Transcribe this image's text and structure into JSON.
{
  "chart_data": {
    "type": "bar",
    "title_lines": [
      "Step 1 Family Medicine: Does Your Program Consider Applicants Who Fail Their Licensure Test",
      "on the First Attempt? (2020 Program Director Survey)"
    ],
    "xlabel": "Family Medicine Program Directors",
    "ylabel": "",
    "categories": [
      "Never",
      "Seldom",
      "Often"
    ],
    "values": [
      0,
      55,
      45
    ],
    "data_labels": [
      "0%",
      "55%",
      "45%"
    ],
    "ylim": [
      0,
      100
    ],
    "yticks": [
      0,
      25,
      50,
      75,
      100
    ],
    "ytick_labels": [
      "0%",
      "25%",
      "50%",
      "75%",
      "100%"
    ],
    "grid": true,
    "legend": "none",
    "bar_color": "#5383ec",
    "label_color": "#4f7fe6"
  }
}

==

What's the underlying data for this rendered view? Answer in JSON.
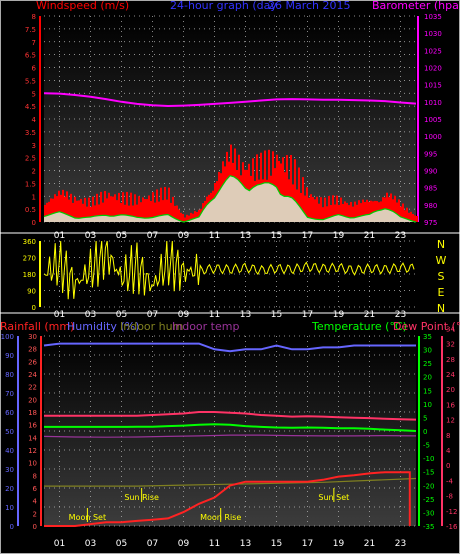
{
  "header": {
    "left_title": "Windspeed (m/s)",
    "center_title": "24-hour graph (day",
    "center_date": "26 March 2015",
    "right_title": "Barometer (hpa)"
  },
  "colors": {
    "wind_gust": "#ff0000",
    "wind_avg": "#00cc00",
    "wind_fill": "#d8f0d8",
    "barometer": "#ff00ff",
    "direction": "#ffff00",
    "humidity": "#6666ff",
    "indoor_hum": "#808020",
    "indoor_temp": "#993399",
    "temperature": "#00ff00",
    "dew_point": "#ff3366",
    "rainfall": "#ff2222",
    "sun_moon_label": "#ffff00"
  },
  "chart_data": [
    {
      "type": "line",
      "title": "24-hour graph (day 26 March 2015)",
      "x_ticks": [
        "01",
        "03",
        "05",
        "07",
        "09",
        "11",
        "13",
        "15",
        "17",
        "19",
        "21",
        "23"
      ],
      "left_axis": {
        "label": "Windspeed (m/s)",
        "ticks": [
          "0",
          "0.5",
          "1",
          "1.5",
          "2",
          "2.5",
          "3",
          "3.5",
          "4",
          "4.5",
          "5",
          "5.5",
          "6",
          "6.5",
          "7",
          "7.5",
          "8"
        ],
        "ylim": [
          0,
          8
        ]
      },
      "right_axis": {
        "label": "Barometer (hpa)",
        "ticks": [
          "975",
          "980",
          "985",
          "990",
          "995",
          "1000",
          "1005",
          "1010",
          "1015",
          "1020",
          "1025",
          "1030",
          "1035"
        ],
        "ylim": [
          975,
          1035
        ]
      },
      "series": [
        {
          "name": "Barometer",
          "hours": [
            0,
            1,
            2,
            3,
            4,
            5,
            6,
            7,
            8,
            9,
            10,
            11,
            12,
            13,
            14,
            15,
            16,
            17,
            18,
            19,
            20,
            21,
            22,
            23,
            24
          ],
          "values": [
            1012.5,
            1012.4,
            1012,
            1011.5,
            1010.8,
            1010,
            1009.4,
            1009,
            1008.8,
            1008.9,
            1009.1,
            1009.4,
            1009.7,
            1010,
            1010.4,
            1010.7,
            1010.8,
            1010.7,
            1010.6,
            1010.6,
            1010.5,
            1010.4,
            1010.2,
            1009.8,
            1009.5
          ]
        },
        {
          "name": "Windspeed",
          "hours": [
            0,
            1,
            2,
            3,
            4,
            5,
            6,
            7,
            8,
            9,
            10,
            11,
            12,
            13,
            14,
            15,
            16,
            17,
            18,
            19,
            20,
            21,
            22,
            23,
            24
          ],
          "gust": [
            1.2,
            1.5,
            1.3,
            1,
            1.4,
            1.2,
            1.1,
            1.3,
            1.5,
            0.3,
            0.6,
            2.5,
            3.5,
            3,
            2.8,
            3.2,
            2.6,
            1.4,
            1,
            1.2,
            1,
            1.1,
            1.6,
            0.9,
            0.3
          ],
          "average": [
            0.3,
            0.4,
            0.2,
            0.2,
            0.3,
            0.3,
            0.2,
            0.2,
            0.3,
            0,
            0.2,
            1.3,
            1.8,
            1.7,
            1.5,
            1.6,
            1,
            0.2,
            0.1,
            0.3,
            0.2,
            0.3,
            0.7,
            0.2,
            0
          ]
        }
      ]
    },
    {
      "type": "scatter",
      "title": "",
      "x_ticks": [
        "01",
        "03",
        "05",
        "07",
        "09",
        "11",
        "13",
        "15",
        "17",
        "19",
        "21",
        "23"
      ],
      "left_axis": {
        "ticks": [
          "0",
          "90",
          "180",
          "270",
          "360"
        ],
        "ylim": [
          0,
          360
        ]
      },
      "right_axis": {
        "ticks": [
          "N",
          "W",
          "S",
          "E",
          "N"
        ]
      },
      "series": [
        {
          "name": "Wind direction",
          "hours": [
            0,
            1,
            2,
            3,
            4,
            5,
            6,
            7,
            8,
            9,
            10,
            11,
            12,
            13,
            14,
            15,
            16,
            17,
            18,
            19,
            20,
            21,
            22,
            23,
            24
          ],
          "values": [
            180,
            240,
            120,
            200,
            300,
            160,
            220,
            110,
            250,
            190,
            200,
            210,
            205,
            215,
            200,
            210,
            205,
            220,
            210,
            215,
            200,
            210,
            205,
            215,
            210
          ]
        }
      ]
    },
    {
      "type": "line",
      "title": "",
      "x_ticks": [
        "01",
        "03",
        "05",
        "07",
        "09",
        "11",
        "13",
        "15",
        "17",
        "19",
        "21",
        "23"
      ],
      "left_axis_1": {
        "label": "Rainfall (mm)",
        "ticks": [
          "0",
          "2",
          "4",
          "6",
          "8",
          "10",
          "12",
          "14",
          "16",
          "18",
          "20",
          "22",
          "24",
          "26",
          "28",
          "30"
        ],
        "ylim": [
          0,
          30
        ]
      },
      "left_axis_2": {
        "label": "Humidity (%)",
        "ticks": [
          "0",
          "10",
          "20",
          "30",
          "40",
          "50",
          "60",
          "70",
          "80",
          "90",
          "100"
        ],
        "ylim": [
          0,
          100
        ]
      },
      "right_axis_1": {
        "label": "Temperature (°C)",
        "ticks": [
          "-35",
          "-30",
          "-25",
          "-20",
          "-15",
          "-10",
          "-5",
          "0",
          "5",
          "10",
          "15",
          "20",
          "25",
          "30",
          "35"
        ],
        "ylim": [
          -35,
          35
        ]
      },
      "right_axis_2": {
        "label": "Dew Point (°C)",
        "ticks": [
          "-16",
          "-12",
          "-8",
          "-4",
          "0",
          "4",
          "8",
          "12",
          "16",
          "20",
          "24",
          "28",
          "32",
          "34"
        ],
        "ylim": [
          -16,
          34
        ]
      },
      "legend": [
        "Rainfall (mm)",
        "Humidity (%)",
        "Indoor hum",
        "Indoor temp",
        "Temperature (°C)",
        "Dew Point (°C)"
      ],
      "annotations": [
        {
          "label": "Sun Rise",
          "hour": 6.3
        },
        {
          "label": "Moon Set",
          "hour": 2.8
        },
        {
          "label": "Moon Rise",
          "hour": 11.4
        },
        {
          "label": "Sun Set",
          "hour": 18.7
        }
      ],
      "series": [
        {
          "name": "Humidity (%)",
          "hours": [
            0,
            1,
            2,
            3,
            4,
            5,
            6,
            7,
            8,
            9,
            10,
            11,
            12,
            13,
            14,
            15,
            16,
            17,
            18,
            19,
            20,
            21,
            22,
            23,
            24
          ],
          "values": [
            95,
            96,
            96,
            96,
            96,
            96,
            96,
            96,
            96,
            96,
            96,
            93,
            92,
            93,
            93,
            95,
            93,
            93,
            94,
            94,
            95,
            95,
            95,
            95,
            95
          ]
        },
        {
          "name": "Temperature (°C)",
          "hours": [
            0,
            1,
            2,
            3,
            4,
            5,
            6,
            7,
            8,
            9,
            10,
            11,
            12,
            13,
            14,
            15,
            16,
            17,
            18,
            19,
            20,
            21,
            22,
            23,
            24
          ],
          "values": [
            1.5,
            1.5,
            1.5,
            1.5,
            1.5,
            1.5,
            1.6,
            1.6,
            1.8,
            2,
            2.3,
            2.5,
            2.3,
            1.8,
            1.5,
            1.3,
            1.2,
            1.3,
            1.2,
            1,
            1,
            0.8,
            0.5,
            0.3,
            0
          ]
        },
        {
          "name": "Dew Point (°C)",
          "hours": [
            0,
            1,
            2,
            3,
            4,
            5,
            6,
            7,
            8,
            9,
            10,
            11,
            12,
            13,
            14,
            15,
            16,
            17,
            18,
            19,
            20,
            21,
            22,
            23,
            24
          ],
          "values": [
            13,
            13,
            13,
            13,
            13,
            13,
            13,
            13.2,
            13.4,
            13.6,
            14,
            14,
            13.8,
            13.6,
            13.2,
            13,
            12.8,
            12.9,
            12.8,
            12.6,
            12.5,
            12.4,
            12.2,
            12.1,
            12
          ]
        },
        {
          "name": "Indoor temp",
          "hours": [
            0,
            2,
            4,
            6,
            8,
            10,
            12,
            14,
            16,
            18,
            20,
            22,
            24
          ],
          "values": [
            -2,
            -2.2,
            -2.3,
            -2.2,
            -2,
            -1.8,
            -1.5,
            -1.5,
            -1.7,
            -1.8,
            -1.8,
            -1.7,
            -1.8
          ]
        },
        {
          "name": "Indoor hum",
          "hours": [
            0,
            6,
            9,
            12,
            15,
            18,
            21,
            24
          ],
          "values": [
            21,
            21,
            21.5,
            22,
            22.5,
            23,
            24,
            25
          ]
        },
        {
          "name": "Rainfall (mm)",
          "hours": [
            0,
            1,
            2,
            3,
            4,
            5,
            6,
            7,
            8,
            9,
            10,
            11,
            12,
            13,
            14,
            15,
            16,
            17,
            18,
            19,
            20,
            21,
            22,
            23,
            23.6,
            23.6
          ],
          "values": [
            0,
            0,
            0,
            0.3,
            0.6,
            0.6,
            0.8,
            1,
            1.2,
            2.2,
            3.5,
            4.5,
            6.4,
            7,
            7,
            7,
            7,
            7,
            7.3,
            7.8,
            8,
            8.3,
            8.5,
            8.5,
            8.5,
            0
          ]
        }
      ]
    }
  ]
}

# INSTRUCTION
Of the lines in this data, how many contain "type"? Reply with only the number.

# RESULT OF THIS TASK
4